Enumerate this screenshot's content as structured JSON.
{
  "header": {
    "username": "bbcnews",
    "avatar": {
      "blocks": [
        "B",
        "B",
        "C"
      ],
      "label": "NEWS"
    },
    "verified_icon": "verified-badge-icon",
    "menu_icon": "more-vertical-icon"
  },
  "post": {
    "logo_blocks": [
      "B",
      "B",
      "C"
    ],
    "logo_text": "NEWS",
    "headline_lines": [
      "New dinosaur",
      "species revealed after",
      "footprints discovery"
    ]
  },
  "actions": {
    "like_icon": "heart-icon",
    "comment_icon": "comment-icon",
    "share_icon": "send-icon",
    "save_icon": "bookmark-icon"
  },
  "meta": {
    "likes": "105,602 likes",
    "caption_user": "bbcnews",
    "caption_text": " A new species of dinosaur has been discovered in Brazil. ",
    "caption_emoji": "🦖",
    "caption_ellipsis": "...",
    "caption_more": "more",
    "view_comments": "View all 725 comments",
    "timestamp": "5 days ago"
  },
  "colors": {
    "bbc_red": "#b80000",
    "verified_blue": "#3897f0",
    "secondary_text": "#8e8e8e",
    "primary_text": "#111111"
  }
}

────────────────────

#### Directions
Copy out all lines above that include the string "more".

#### Exercise result
    "menu_icon": "more-vertical-icon"
    "caption_more": "more",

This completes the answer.